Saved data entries
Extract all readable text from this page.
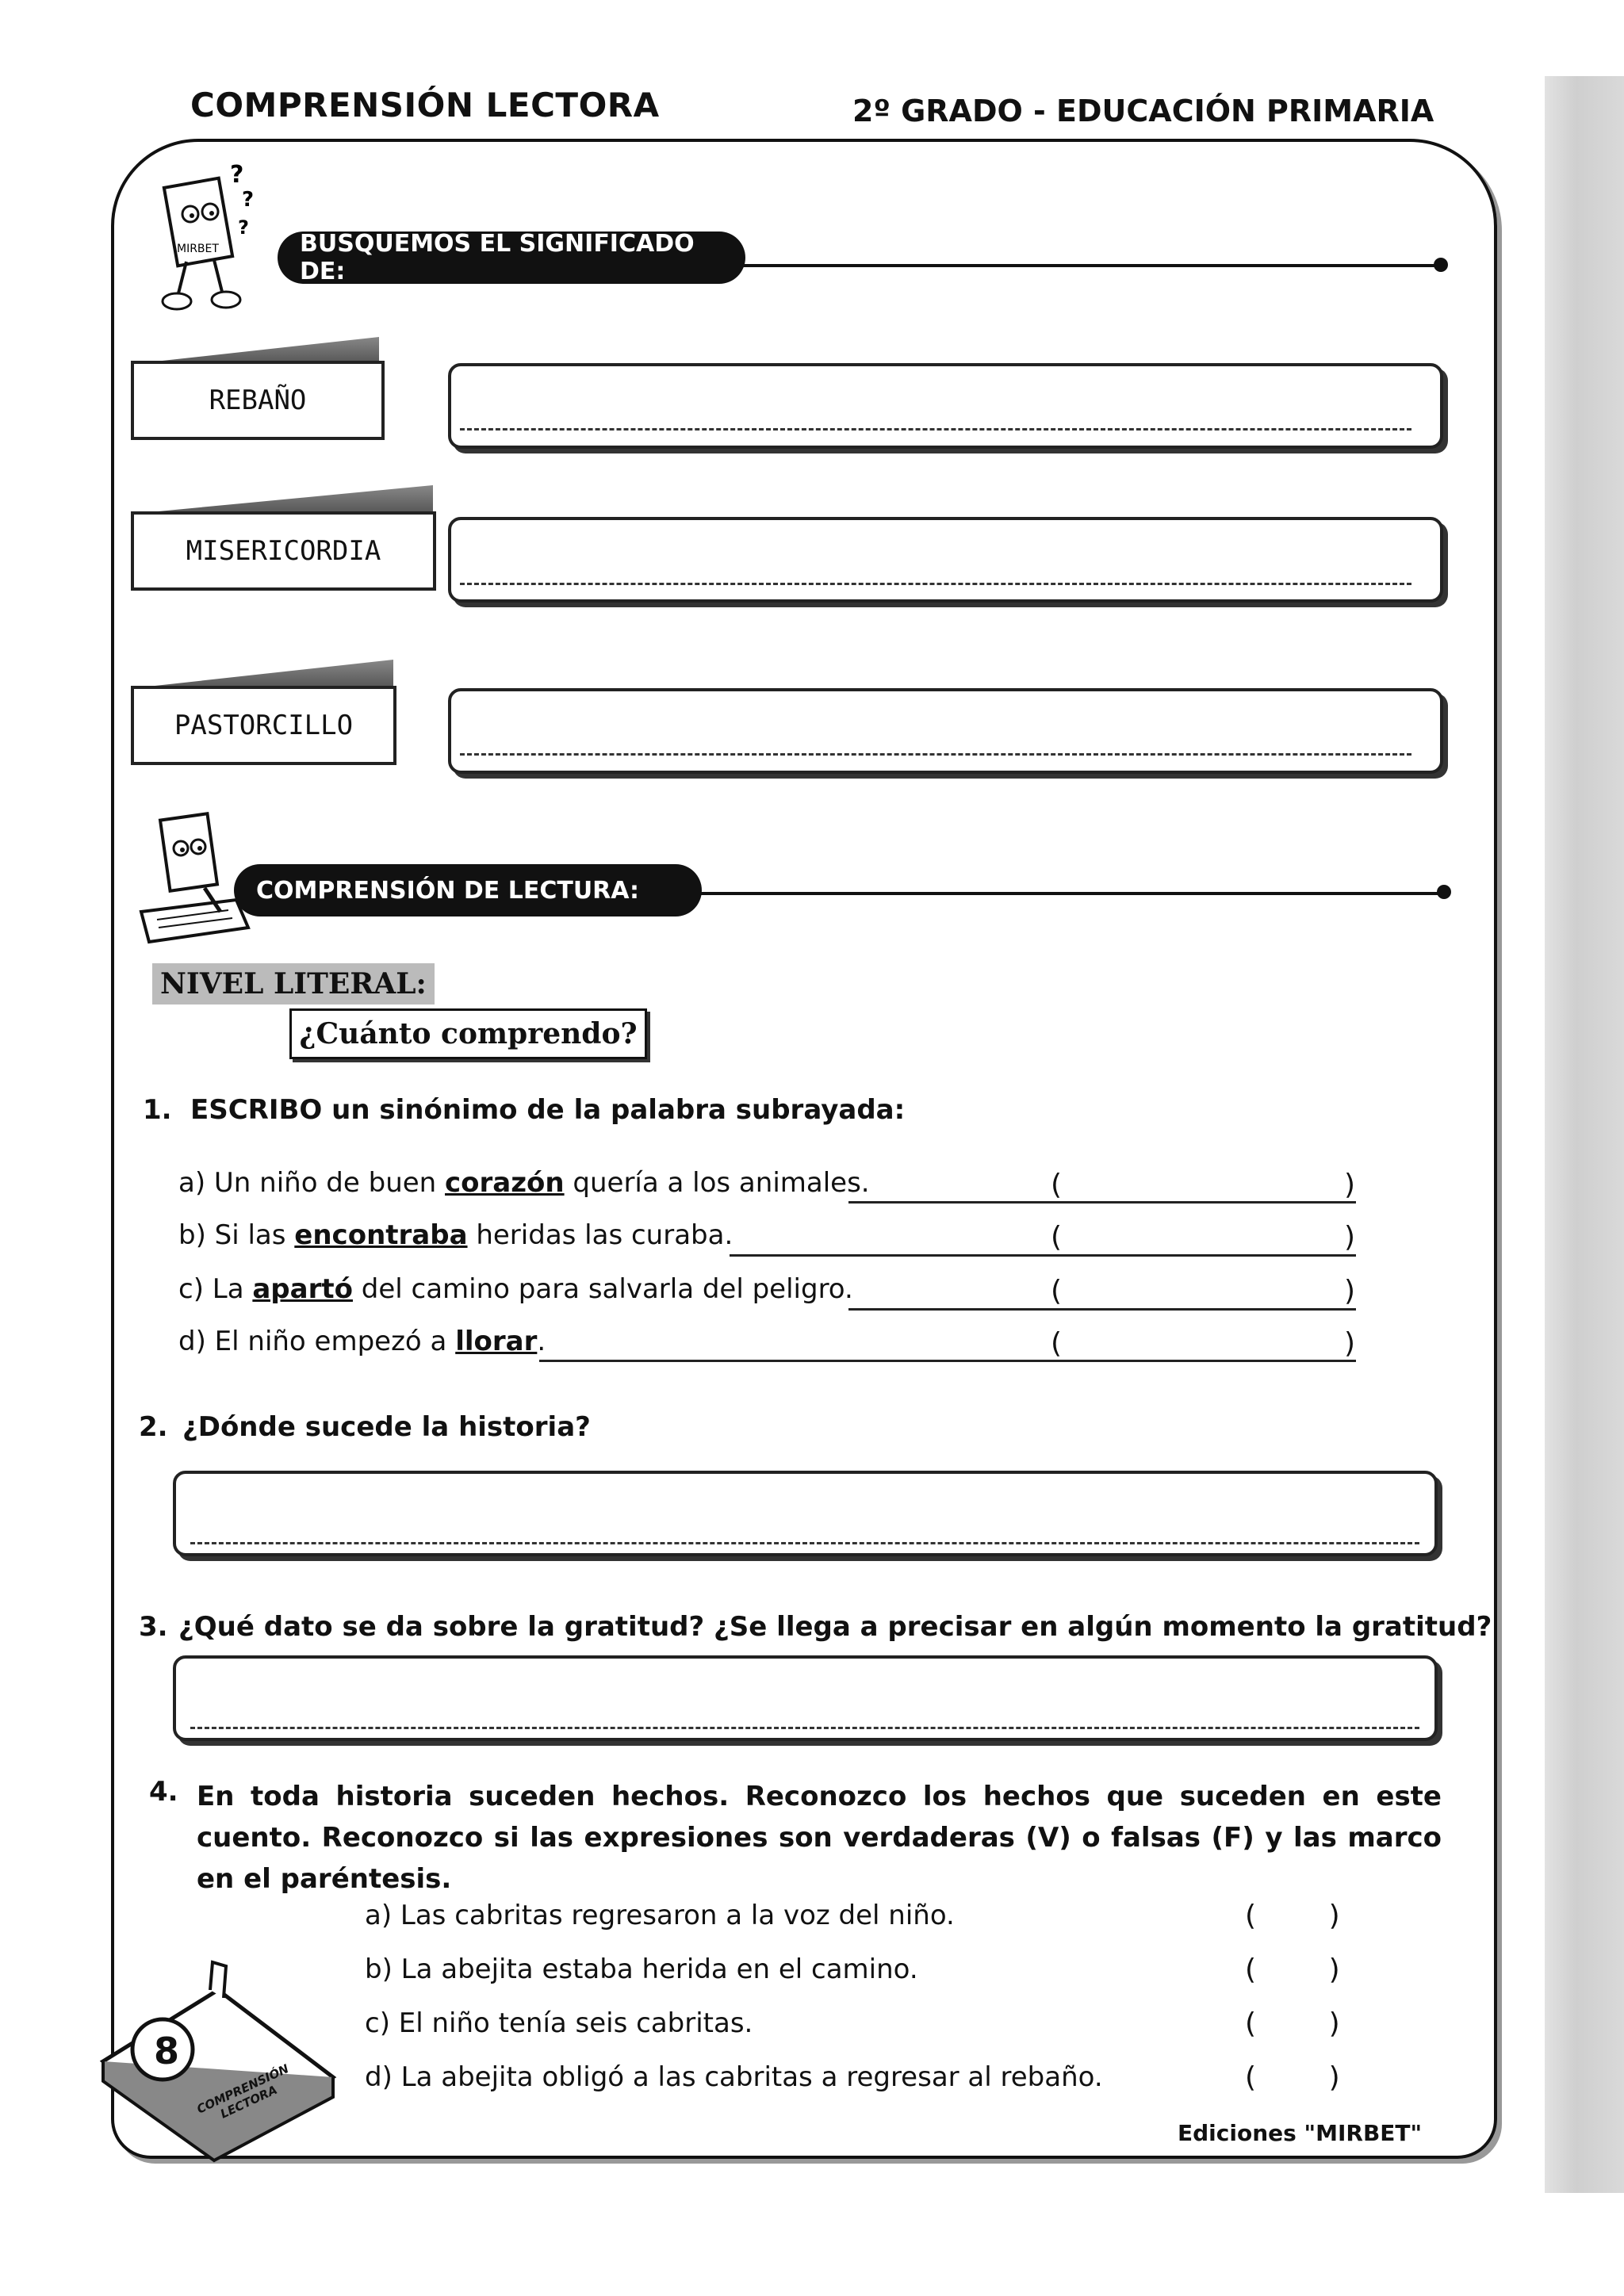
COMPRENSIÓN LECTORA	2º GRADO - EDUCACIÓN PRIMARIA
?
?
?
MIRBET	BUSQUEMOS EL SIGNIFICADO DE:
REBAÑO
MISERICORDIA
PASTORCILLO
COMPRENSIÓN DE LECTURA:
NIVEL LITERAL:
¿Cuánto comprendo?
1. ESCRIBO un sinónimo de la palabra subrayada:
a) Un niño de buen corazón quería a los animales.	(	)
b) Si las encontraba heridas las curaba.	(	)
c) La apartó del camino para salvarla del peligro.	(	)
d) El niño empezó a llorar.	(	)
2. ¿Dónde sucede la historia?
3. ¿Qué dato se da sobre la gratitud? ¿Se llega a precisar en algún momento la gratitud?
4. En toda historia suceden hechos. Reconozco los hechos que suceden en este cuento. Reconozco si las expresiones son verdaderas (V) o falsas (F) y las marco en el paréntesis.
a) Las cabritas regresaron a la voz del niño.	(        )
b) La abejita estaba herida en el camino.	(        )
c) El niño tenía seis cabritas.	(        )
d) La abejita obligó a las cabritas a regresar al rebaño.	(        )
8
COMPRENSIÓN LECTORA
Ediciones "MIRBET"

Job -> Pull out every line of the records above that contains the word "COMPRENSIÓN".

Result for this task ->
COMPRENSIÓN LECTORA	2º GRADO - EDUCACIÓN PRIMARIA
COMPRENSIÓN DE LECTURA:
COMPRENSIÓN LECTORA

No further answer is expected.